— start of Dataset content —

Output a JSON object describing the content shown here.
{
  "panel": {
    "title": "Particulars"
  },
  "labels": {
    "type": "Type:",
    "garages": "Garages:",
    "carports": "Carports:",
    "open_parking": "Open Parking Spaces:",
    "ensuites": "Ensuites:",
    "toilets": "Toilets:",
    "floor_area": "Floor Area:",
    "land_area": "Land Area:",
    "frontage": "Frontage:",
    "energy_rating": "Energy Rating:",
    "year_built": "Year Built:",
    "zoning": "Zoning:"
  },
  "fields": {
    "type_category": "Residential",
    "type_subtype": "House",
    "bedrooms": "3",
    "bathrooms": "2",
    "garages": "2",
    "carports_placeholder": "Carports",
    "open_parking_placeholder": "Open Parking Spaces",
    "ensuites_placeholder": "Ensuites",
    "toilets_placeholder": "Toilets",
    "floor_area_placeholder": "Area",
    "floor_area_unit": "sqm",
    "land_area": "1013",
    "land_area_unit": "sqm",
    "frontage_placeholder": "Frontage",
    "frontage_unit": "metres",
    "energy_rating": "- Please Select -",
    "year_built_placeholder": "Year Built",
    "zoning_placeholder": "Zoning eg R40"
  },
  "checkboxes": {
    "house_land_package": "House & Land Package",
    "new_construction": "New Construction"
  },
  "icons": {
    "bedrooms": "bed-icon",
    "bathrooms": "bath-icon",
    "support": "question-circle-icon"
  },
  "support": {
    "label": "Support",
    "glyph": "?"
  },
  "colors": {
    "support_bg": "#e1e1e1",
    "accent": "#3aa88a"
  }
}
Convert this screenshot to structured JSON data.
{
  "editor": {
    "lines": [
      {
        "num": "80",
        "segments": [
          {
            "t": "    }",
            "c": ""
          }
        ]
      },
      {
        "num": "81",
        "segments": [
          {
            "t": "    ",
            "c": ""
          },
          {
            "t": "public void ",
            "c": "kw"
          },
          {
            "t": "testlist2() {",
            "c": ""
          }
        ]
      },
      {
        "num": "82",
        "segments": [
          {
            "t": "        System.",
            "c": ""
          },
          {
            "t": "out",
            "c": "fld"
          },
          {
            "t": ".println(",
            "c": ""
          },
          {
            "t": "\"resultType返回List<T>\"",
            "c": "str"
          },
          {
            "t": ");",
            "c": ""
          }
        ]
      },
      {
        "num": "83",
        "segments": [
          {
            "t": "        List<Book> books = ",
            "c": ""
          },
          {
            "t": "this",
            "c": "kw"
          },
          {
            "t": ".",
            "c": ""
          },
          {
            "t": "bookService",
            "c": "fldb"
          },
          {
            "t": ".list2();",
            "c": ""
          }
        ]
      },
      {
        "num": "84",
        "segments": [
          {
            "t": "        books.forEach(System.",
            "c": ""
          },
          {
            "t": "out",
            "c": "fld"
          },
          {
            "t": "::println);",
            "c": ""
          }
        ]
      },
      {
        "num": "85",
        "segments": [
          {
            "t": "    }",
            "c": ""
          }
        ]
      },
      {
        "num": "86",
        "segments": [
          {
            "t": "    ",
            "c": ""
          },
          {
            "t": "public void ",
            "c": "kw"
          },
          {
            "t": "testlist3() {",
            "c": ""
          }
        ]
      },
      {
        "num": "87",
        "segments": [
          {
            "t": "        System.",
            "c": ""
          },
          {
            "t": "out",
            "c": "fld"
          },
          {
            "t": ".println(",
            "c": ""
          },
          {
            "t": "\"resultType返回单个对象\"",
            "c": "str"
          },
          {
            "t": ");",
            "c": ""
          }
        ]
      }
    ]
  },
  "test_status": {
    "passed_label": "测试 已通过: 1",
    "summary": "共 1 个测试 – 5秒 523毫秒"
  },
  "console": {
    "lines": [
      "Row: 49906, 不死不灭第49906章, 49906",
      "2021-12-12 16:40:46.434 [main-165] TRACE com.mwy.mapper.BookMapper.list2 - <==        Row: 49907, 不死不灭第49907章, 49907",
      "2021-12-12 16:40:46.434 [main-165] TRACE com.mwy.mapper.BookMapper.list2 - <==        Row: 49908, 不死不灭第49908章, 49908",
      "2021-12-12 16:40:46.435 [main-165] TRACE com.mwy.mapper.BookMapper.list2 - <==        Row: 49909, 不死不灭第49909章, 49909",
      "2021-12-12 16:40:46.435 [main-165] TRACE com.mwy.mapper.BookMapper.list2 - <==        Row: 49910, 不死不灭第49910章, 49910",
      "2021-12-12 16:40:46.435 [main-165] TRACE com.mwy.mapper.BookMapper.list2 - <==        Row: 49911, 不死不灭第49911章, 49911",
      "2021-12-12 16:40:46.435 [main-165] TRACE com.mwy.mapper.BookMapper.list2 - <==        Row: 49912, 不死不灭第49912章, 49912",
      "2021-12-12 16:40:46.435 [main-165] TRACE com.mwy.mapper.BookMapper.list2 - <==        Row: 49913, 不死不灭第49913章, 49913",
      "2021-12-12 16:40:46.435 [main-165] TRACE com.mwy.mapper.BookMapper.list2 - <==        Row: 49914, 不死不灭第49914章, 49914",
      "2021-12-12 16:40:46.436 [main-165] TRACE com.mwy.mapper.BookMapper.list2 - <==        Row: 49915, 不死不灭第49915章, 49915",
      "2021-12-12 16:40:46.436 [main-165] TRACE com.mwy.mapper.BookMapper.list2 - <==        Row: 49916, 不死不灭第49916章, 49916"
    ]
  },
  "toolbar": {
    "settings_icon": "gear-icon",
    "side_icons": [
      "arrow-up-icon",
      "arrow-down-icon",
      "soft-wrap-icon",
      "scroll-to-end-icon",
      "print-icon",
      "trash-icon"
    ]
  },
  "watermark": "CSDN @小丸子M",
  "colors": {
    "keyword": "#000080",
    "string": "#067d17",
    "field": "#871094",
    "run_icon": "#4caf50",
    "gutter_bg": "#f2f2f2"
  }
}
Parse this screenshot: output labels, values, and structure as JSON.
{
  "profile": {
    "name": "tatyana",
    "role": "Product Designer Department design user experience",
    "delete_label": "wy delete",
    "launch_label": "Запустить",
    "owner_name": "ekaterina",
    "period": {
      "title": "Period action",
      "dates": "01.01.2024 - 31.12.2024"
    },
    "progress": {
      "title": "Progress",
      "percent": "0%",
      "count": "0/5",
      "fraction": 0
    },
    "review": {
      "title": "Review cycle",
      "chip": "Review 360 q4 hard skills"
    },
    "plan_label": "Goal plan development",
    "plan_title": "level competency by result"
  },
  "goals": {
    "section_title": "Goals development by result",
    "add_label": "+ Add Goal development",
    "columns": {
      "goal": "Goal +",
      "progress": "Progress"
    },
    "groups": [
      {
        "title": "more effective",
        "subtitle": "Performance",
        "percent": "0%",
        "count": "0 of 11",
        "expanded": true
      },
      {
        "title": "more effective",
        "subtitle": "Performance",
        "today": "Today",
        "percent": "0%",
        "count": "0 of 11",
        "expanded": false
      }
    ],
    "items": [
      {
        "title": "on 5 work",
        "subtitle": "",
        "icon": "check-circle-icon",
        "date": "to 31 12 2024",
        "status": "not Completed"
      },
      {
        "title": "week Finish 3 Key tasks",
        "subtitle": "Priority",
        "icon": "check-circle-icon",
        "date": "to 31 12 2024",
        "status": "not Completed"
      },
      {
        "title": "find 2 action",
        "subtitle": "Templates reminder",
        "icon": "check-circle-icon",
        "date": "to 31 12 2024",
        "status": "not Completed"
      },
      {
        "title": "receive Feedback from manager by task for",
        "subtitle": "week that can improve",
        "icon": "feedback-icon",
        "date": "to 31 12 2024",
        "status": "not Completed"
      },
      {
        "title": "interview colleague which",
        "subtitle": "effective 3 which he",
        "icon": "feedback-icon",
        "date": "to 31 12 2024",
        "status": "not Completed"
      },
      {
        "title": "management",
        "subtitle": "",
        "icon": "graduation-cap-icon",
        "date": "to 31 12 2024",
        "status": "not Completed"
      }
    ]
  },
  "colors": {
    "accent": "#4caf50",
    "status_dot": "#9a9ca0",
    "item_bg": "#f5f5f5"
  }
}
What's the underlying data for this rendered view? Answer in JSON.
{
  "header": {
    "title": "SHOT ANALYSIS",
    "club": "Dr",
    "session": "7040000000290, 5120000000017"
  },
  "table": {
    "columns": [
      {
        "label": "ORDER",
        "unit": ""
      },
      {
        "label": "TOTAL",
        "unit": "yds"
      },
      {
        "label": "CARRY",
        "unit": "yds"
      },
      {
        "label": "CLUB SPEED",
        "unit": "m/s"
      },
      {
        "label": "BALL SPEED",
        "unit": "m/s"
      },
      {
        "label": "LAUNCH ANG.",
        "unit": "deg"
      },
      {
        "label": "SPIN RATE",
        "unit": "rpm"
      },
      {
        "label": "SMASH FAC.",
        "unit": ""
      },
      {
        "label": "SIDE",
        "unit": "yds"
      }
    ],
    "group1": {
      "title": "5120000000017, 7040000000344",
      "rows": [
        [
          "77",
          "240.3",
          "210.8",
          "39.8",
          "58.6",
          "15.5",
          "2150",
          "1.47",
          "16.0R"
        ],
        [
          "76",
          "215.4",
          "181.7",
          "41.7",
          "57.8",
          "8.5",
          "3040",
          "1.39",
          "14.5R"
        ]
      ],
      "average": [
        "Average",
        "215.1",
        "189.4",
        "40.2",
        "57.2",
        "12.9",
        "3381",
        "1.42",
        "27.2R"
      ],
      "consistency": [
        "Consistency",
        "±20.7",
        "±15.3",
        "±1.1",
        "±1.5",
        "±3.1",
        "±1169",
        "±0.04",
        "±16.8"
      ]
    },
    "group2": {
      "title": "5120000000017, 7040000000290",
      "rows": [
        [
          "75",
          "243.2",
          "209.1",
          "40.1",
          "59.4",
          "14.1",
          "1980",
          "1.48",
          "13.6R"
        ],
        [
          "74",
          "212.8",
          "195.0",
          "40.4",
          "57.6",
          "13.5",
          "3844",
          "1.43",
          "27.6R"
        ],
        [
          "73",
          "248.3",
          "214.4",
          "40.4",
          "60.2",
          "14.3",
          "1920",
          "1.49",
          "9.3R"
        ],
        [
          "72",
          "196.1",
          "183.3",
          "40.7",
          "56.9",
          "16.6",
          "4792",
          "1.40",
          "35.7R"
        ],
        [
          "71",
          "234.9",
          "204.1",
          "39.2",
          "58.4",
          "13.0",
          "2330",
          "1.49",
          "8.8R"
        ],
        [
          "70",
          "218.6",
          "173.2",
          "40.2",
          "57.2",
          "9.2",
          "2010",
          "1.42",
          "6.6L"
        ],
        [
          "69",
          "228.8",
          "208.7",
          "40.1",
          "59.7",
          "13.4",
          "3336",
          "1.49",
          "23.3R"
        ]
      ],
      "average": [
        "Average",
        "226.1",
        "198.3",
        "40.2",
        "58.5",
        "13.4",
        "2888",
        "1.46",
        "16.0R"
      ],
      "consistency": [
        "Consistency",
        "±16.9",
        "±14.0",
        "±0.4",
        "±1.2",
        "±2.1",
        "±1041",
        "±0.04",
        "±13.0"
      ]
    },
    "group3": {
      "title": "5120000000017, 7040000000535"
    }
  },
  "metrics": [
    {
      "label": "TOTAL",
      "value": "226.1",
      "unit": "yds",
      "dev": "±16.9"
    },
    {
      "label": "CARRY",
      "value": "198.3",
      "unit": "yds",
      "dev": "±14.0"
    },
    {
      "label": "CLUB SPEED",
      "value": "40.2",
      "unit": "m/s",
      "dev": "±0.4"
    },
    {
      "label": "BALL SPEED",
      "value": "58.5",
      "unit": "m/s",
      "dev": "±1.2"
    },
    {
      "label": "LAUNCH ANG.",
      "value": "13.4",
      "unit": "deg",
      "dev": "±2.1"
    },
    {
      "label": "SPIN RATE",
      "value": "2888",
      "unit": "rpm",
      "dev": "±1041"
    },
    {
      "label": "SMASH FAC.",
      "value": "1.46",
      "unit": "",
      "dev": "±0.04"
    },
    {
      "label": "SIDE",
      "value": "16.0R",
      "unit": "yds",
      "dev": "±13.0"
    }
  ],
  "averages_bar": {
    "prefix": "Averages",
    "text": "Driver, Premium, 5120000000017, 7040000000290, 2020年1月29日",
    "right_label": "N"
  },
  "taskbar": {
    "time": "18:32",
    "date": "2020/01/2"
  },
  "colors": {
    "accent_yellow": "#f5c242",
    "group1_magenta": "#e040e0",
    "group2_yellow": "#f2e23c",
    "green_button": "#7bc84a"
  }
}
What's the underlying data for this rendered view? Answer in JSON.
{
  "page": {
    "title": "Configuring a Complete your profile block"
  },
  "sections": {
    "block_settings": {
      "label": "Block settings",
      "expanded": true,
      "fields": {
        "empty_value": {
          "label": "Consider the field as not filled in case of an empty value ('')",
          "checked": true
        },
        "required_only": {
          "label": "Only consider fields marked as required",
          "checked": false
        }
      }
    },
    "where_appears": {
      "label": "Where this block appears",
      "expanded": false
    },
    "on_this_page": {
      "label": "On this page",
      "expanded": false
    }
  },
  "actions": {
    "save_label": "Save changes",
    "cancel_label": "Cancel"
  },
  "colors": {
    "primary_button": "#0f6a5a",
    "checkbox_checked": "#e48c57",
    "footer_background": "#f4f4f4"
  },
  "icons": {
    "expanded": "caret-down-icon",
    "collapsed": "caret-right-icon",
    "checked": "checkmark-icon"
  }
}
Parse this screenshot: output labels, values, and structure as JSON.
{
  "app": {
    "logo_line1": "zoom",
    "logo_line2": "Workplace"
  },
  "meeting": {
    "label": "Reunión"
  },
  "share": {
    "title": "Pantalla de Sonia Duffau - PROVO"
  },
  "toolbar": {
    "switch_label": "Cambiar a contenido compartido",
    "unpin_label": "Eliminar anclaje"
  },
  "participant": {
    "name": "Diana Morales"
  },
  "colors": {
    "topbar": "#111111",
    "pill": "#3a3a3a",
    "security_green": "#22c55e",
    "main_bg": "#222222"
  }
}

— end of Dataset content —

--- Work to do ---
How many lines in the records above contain the word "expanded"? Reply with the number and nothing more.

--- Answer to this problem ---
6